Dataset entries on figures:
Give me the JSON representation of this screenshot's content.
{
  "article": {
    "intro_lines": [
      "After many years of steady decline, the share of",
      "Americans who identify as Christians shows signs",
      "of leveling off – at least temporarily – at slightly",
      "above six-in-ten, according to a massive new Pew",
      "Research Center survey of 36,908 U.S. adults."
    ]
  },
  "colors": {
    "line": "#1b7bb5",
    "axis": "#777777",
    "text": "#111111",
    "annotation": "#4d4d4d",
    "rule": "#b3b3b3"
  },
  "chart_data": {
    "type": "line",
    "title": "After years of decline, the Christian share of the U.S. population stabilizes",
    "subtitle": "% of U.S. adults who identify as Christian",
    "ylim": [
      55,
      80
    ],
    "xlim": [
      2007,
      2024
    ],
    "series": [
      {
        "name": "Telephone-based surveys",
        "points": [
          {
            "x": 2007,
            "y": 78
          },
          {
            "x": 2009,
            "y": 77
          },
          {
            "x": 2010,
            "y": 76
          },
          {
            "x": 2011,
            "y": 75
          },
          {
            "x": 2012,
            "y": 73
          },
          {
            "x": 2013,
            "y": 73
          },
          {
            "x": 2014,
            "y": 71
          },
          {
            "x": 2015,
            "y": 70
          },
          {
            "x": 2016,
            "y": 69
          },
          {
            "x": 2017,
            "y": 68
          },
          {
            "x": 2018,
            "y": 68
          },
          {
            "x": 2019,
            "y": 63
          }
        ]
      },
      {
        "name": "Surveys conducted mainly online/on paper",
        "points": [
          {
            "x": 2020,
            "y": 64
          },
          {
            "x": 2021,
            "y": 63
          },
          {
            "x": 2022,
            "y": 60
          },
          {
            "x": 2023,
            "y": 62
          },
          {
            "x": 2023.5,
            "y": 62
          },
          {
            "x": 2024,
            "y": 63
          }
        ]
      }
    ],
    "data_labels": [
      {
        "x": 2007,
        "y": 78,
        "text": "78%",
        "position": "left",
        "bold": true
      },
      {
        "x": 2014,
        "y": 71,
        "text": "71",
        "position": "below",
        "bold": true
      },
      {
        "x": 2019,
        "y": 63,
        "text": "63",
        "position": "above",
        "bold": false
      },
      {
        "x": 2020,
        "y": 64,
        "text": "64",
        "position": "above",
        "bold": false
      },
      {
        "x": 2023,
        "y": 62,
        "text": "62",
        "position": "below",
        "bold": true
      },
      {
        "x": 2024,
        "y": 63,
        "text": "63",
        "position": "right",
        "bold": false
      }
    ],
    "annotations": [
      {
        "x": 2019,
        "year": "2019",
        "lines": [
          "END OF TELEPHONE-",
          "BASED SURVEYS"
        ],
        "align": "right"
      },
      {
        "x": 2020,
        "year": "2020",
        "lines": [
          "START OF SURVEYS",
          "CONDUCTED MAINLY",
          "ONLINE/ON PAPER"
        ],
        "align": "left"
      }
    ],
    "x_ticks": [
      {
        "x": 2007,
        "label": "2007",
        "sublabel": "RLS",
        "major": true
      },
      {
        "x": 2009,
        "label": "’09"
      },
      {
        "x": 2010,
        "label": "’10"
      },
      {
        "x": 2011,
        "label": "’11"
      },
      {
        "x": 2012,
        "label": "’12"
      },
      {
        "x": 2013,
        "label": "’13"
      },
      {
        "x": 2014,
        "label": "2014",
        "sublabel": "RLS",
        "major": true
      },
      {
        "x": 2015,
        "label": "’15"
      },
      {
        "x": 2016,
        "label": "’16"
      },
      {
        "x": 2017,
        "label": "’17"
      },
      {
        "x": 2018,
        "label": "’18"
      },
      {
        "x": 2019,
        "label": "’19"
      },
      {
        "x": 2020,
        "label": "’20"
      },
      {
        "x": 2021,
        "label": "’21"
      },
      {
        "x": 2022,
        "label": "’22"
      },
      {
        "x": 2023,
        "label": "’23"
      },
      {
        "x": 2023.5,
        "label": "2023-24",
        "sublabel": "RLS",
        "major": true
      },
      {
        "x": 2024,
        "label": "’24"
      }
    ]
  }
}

# [EXERCISE TASK]
In the listing above, count each line that holds the string "decline". Give the number only.

# [EXERCISE SOLUTION]
2